= TASK DATA =
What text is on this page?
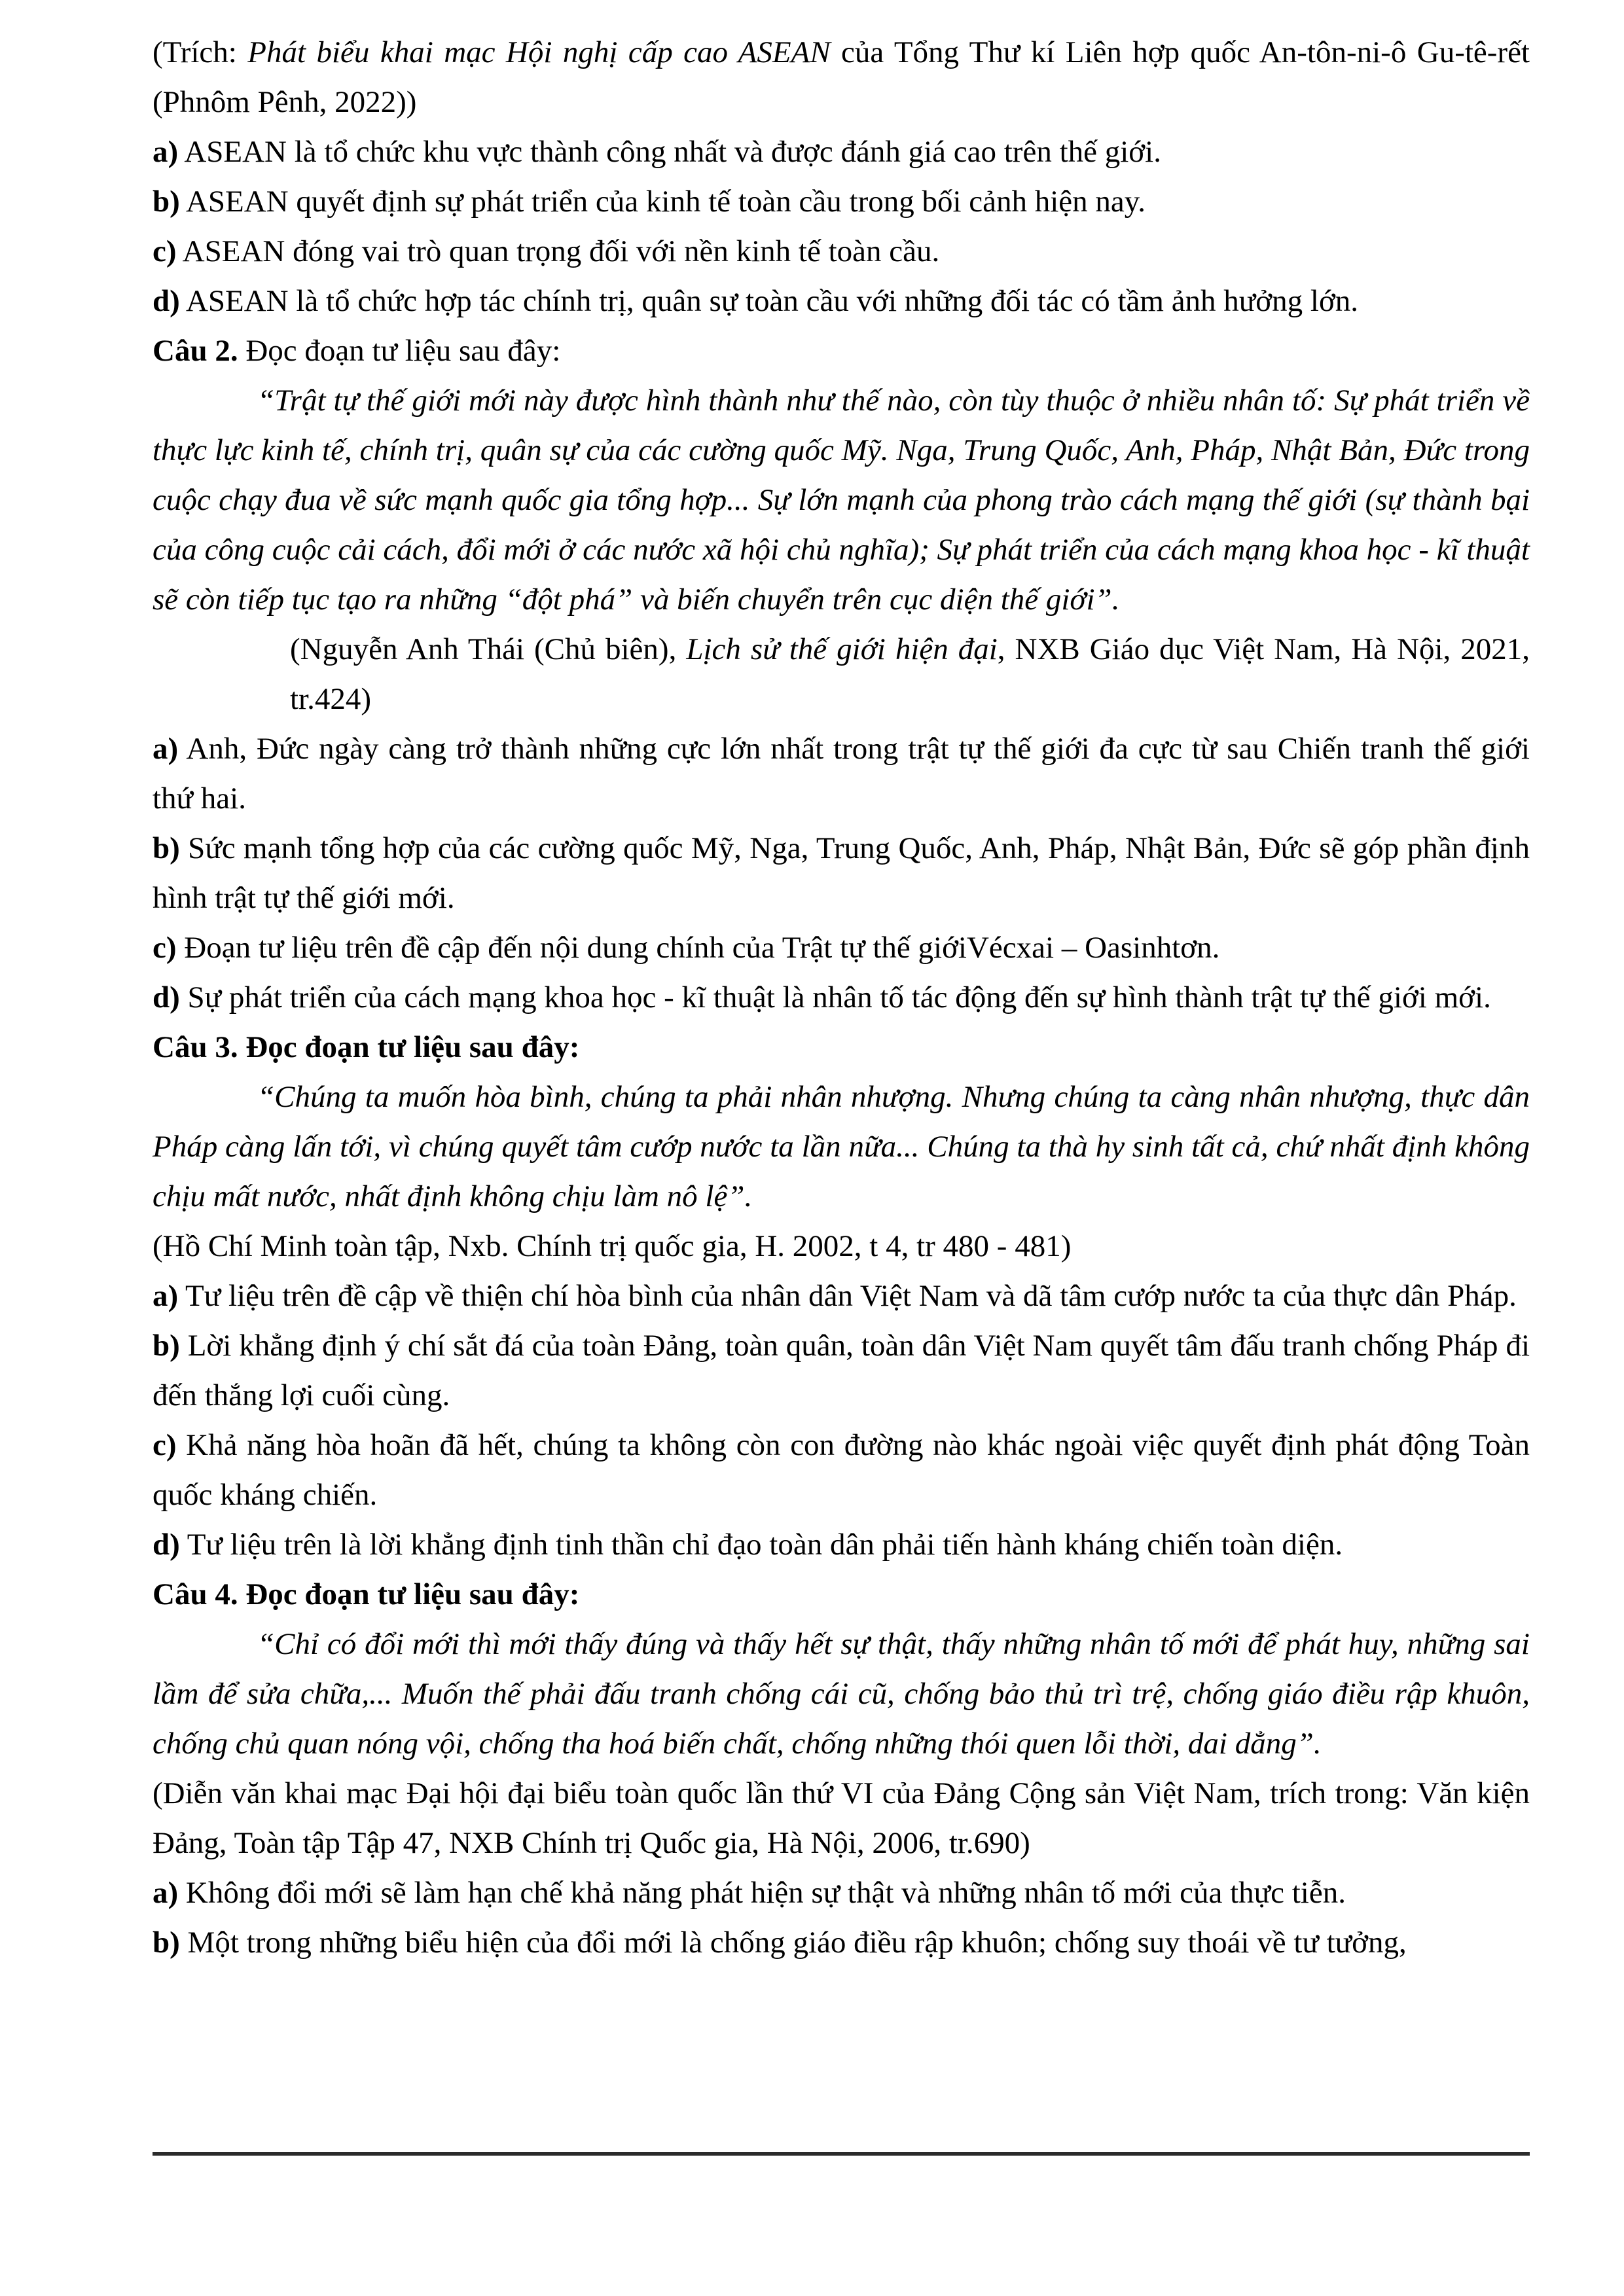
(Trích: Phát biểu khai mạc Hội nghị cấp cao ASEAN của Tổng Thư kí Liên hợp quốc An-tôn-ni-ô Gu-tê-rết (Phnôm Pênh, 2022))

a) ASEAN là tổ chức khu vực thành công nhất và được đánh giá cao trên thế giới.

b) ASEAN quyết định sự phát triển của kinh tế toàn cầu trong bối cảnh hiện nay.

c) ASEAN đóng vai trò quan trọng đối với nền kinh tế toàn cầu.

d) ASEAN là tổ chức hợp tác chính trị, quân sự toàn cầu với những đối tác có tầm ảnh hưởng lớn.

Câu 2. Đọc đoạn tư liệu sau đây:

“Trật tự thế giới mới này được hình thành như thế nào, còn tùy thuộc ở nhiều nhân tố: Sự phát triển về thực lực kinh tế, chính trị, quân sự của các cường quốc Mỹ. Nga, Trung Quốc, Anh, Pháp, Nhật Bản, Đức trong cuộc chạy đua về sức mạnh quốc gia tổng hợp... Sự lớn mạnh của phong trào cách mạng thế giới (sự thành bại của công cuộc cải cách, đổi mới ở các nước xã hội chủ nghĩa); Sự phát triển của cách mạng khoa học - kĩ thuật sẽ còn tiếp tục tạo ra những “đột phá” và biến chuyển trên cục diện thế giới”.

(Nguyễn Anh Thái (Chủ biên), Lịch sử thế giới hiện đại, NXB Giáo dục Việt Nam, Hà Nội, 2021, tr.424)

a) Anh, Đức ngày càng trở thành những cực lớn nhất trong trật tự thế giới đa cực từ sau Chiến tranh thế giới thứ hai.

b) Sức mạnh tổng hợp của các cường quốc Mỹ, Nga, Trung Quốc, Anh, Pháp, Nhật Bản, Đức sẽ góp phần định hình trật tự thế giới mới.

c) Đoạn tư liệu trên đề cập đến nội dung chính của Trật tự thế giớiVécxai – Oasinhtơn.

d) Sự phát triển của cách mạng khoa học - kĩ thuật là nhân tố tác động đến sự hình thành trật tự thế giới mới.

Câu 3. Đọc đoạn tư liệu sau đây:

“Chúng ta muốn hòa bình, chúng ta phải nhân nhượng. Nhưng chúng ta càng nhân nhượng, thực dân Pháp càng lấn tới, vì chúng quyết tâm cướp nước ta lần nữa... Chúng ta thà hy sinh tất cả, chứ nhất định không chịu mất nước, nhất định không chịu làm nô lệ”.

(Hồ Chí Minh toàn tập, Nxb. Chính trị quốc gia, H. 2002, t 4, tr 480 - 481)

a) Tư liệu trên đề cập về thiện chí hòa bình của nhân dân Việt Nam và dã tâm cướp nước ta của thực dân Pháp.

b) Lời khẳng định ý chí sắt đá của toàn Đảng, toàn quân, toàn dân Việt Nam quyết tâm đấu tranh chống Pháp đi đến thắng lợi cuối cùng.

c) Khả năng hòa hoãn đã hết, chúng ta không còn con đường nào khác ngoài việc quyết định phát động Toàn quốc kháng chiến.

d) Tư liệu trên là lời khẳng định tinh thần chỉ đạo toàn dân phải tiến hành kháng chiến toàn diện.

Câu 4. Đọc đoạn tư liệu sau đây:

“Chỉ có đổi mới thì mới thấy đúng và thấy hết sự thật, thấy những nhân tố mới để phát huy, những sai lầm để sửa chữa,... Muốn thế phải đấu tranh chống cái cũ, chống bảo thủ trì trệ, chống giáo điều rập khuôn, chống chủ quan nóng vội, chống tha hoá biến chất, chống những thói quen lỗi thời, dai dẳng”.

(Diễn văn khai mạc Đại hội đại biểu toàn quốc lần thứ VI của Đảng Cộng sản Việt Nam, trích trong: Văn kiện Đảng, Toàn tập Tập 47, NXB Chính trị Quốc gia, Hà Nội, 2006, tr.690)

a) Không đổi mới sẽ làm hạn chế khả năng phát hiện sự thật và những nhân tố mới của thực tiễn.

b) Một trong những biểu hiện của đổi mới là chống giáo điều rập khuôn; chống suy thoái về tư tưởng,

= WHAT THE EXERCISE ASKS =
Look through the data above. Copy every line with the string "Việt" in it.

= WORKED ANSWER =
(Nguyễn Anh Thái (Chủ biên), Lịch sử thế giới hiện đại, NXB Giáo dục Việt Nam, Hà Nội, 2021, tr.424)
a) Tư liệu trên đề cập về thiện chí hòa bình của nhân dân Việt Nam và dã tâm cướp nước ta của thực dân Pháp.
b) Lời khẳng định ý chí sắt đá của toàn Đảng, toàn quân, toàn dân Việt Nam quyết tâm đấu tranh chống Pháp đi đến thắng lợi cuối cùng.
(Diễn văn khai mạc Đại hội đại biểu toàn quốc lần thứ VI của Đảng Cộng sản Việt Nam, trích trong: Văn kiện Đảng, Toàn tập Tập 47, NXB Chính trị Quốc gia, Hà Nội, 2006, tr.690)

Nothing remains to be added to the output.